### [What is expected]
Leave out all pictures. Extract exactly the lines from the one containing "What data was" through the end of the data.

### [Data entries for graphics]
○ ○ ○ ○ ○ ○ ○

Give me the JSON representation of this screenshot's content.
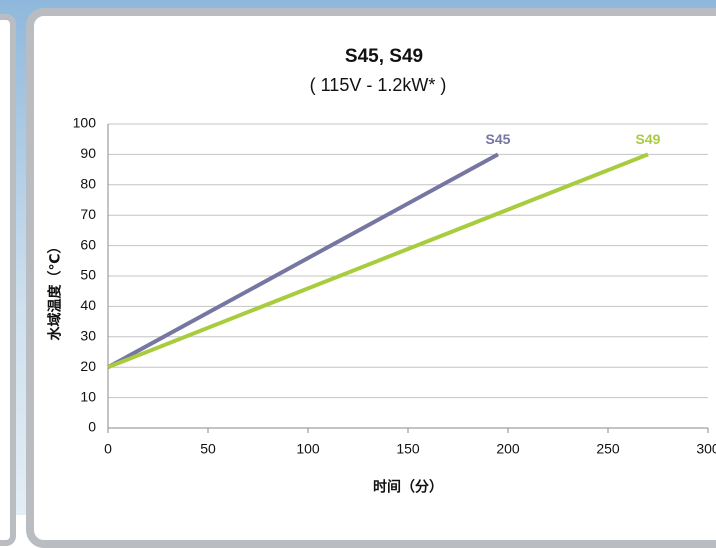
{
  "chart_data": {
    "type": "line",
    "title": "S45, S49",
    "subtitle": "( 115V - 1.2kW* )",
    "x_label": "时间（分）",
    "y_label": "水域温度（℃）",
    "series": [
      {
        "name": "S45",
        "color": "#7676a2",
        "x": [
          0,
          195
        ],
        "values": [
          20,
          90
        ]
      },
      {
        "name": "S49",
        "color": "#a9cc3e",
        "x": [
          0,
          270
        ],
        "values": [
          20,
          90
        ]
      }
    ],
    "xlim": [
      0,
      300
    ],
    "xticks": [
      0,
      50,
      100,
      150,
      200,
      250,
      300
    ],
    "ylim": [
      0,
      100
    ],
    "yticks": [
      0,
      10,
      20,
      30,
      40,
      50,
      60,
      70,
      80,
      90,
      100
    ],
    "grid": true
  }
}
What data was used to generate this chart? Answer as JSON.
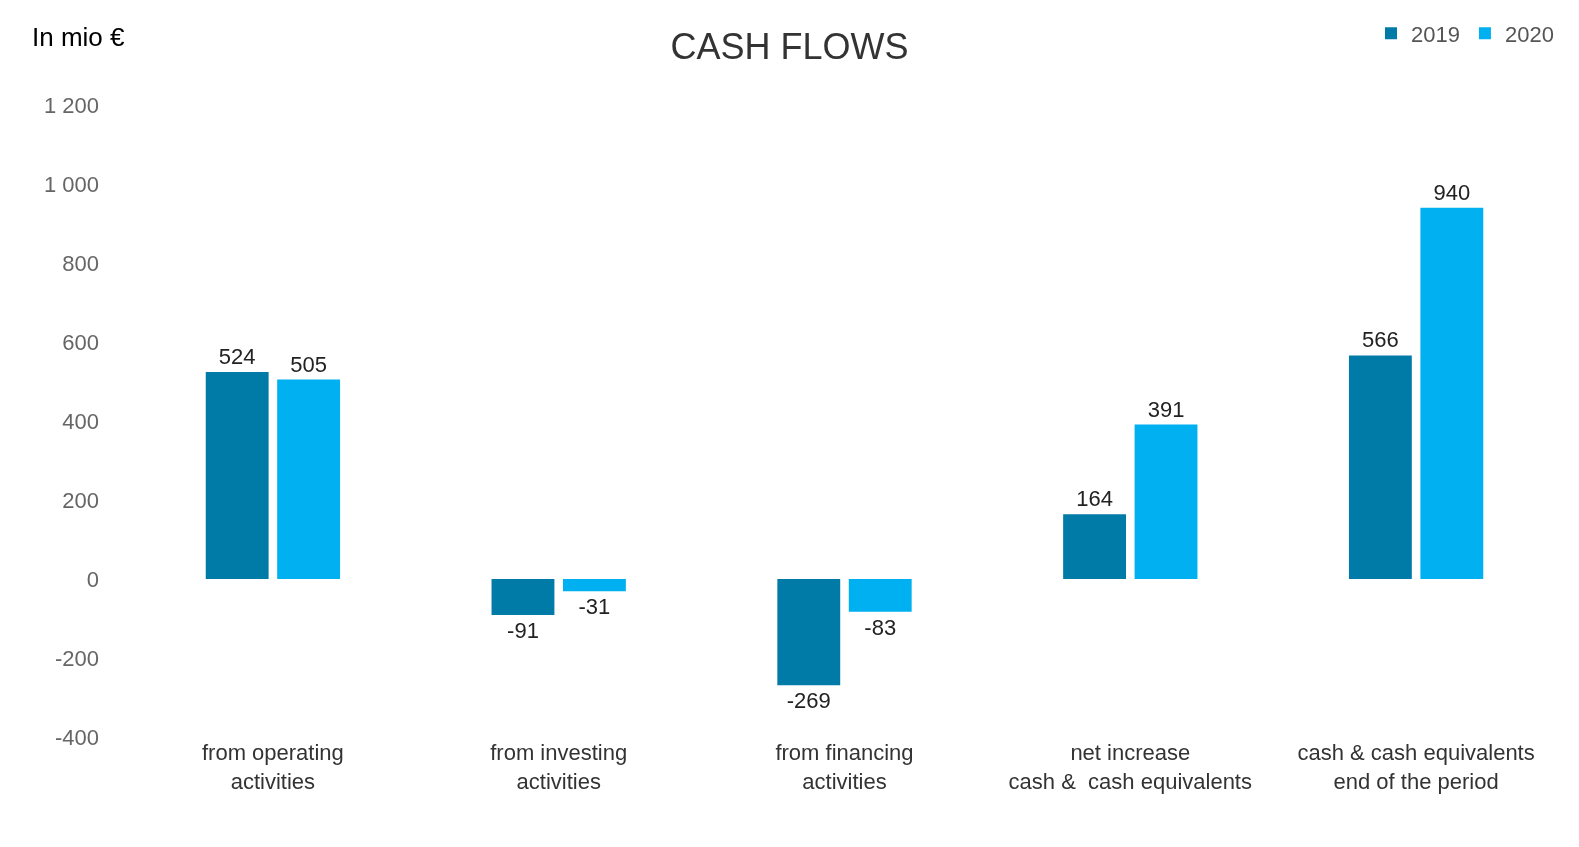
{
  "chart_data": {
    "type": "bar",
    "title": "CASH FLOWS",
    "ylabel": "In mio €",
    "categories": [
      "from operating\nactivities",
      "from investing\nactivities",
      "from financing\nactivities",
      "net increase\ncash &  cash equivalents",
      "cash & cash equivalents\nend of the period"
    ],
    "series": [
      {
        "name": "2019",
        "color": "#007ba7",
        "values": [
          524,
          -91,
          -269,
          164,
          566
        ]
      },
      {
        "name": "2020",
        "color": "#00b0f0",
        "values": [
          505,
          -31,
          -83,
          391,
          940
        ]
      }
    ],
    "ylim": [
      -400,
      1200
    ],
    "yticks": [
      {
        "value": -400,
        "label": "-400"
      },
      {
        "value": -200,
        "label": "-200"
      },
      0,
      200,
      400,
      600,
      800,
      {
        "value": 1000,
        "label": "1 000"
      },
      {
        "value": 1200,
        "label": "1 200"
      }
    ],
    "data_labels": true,
    "grid": false,
    "legend": "top right"
  }
}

○ ○ ○ ○ ○ ○ ○

### [Written response]
What data was used to generate this chart? Answer as JSON.
{
  "chart_data": {
    "type": "bar",
    "title": "CASH FLOWS",
    "ylabel": "In mio €",
    "categories": [
      "from operating\nactivities",
      "from investing\nactivities",
      "from financing\nactivities",
      "net increase\ncash &  cash equivalents",
      "cash & cash equivalents\nend of the period"
    ],
    "series": [
      {
        "name": "2019",
        "color": "#007ba7",
        "values": [
          524,
          -91,
          -269,
          164,
          566
        ]
      },
      {
        "name": "2020",
        "color": "#00b0f0",
        "values": [
          505,
          -31,
          -83,
          391,
          940
        ]
      }
    ],
    "ylim": [
      -400,
      1200
    ],
    "yticks": [
      {
        "value": -400,
        "label": "-400"
      },
      {
        "value": -200,
        "label": "-200"
      },
      0,
      200,
      400,
      600,
      800,
      {
        "value": 1000,
        "label": "1 000"
      },
      {
        "value": 1200,
        "label": "1 200"
      }
    ],
    "data_labels": true,
    "grid": false,
    "legend": "top right"
  }
}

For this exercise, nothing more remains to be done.